> _EXERCISE AIM_: Report the count of lines holding "that" in the records, with no other words.

───── ENTRIES

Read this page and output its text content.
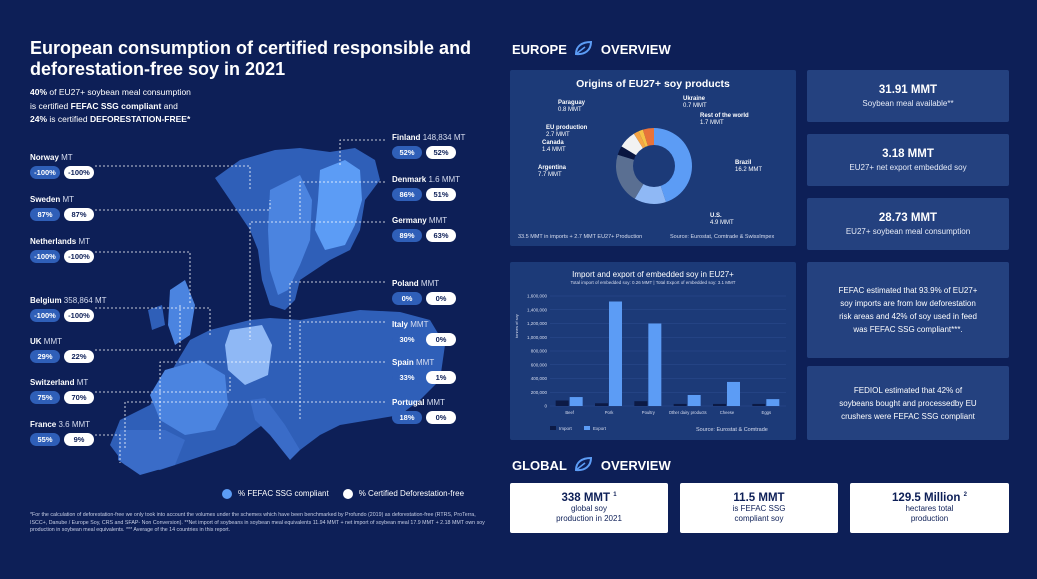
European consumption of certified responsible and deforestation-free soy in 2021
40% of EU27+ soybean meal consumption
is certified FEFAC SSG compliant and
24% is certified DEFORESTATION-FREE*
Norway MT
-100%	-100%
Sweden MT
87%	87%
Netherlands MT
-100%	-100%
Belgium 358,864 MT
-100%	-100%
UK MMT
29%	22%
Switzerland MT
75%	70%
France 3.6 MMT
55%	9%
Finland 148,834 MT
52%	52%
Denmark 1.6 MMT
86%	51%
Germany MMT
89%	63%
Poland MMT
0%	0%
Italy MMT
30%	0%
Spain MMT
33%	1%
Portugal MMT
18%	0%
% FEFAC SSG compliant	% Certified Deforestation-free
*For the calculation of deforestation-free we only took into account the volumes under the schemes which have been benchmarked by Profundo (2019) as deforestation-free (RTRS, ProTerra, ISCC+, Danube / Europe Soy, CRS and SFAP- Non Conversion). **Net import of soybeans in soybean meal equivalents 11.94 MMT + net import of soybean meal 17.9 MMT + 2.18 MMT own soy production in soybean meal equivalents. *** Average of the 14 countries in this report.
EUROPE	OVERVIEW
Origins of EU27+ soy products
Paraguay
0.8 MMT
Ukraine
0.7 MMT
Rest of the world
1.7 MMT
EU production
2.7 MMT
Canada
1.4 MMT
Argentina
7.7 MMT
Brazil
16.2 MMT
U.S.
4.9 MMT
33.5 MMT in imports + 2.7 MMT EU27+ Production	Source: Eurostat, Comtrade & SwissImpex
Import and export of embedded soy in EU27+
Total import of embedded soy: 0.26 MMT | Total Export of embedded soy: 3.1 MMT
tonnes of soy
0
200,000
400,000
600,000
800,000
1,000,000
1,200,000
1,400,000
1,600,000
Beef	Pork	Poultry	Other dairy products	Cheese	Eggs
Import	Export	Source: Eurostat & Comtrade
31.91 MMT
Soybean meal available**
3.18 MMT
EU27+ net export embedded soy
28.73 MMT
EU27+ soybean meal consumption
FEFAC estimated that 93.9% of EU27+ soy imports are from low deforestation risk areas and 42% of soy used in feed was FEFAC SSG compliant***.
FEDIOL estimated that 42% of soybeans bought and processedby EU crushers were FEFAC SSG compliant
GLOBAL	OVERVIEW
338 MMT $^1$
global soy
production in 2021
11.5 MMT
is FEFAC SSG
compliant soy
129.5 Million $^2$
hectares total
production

──────────
───── ENTRIES

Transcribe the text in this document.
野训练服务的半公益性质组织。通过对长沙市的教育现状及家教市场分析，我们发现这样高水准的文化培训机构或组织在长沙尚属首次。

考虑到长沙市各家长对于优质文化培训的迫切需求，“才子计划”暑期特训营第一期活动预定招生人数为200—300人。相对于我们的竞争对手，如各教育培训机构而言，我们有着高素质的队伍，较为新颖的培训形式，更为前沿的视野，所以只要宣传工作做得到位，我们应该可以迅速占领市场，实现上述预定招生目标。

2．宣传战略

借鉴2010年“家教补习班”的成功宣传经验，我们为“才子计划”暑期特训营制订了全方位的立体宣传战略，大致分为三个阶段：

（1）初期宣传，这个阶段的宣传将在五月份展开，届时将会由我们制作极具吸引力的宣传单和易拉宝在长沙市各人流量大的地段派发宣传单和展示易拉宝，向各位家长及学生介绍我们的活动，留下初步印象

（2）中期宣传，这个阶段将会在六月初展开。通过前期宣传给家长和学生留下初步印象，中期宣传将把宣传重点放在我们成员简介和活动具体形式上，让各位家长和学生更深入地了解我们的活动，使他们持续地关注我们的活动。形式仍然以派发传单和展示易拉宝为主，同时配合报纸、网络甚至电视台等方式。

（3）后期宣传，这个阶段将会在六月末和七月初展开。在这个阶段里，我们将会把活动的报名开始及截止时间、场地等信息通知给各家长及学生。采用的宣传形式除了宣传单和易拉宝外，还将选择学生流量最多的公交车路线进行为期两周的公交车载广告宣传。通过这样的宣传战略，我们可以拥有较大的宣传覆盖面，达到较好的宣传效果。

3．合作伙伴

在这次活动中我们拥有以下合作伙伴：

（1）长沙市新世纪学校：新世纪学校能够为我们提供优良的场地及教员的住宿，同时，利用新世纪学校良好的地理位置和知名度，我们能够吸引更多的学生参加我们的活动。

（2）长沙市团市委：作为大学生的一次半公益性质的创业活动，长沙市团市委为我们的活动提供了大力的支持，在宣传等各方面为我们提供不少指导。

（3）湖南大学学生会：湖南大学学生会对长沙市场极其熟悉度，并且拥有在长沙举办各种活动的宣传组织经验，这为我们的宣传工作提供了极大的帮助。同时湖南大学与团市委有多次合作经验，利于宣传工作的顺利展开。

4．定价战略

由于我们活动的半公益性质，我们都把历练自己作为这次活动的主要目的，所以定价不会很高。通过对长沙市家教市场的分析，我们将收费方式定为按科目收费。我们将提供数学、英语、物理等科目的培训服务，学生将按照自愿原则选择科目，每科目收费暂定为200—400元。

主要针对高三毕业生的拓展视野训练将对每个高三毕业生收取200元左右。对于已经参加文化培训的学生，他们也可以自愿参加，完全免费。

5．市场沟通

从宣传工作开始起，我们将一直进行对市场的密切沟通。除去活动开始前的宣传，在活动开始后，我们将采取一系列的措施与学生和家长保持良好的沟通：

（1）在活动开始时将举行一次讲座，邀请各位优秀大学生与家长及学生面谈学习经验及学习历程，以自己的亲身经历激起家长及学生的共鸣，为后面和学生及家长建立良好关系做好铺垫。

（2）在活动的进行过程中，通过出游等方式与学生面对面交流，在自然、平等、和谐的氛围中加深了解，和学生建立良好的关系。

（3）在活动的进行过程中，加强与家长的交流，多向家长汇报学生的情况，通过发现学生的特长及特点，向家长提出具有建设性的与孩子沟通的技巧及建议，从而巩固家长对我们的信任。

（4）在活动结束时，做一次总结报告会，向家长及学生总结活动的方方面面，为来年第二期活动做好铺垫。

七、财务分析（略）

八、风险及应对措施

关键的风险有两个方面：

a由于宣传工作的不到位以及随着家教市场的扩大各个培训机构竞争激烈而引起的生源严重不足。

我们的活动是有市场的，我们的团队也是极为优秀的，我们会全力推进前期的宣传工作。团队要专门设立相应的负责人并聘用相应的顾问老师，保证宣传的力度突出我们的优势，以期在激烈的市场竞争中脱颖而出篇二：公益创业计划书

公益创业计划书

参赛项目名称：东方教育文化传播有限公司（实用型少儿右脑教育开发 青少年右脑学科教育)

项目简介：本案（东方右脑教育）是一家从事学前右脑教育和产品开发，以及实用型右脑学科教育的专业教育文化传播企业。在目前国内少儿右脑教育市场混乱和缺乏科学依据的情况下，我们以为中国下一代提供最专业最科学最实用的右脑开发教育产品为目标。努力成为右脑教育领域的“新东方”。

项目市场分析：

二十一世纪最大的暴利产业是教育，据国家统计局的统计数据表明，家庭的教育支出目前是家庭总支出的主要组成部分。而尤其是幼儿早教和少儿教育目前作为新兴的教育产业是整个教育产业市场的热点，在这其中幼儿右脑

──────────
───── ENTRIES

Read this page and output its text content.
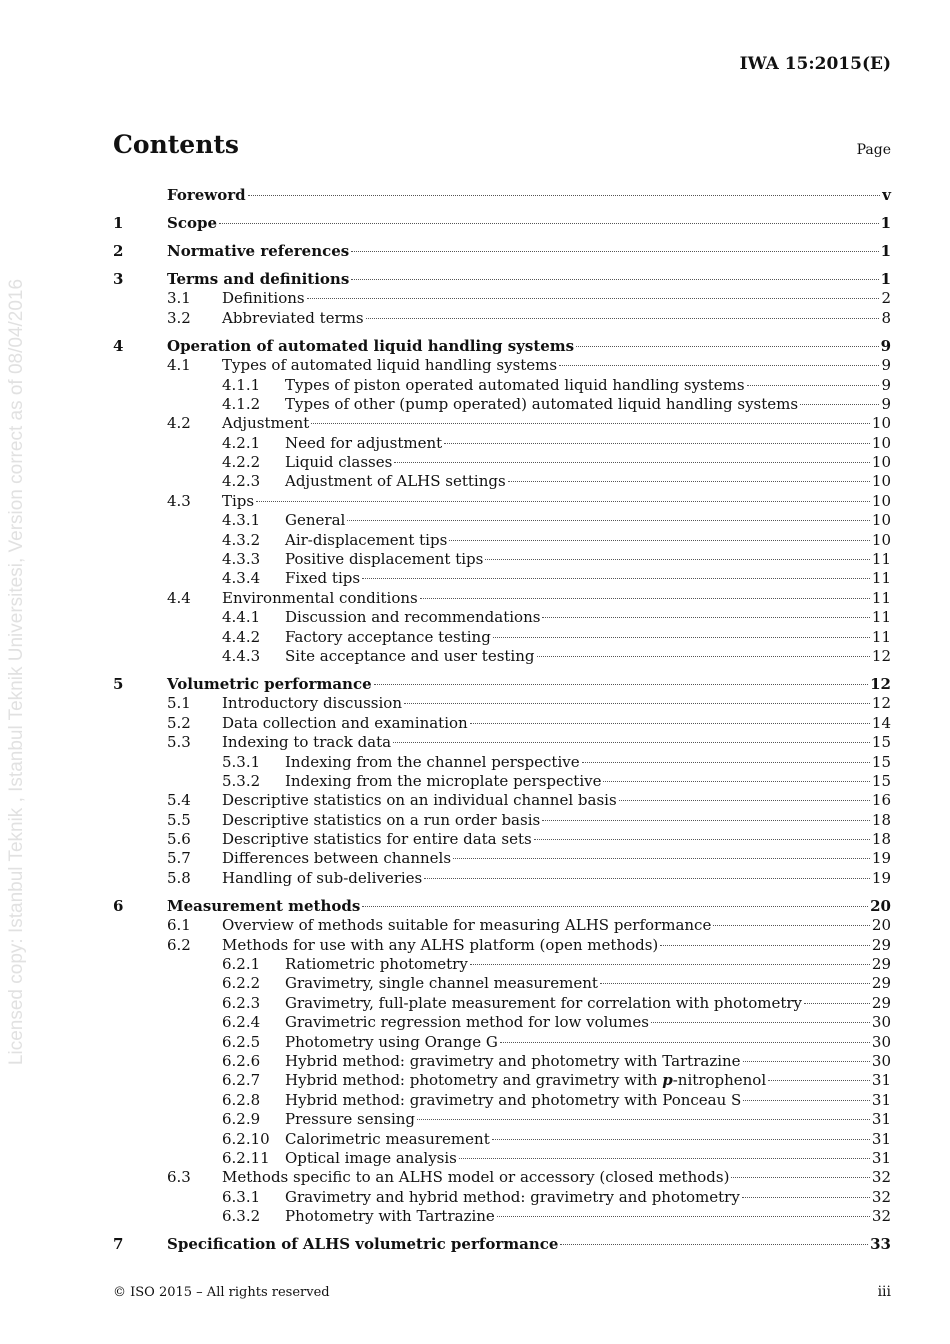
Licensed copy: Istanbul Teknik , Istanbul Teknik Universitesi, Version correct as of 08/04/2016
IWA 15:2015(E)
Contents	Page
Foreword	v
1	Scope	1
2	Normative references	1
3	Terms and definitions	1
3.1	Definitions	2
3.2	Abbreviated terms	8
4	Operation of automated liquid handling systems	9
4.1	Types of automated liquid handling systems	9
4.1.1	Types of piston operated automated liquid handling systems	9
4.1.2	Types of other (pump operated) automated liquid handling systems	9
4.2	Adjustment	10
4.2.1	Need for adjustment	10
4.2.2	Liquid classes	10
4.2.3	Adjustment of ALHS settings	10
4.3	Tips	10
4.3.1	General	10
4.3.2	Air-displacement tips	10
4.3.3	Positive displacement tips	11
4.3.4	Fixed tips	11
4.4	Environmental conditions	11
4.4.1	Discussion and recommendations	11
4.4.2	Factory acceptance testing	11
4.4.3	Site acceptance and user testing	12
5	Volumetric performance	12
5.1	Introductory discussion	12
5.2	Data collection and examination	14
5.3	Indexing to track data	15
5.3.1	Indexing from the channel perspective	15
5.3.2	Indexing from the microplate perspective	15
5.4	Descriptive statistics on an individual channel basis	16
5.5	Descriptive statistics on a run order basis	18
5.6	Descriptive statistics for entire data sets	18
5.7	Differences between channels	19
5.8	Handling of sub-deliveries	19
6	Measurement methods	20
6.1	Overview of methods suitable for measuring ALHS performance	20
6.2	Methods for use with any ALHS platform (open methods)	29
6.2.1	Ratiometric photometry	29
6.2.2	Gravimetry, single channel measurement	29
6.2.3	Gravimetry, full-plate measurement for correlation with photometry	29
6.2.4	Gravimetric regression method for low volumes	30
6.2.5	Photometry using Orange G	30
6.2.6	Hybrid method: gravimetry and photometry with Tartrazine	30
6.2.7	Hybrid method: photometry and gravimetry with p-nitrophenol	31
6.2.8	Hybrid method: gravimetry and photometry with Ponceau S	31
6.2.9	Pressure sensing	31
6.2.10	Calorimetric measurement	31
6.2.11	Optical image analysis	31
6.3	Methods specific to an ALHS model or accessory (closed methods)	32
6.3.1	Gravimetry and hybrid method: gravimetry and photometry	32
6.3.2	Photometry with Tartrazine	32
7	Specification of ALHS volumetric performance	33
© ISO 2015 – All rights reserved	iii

──────────

> _THE SOLUTION_: 2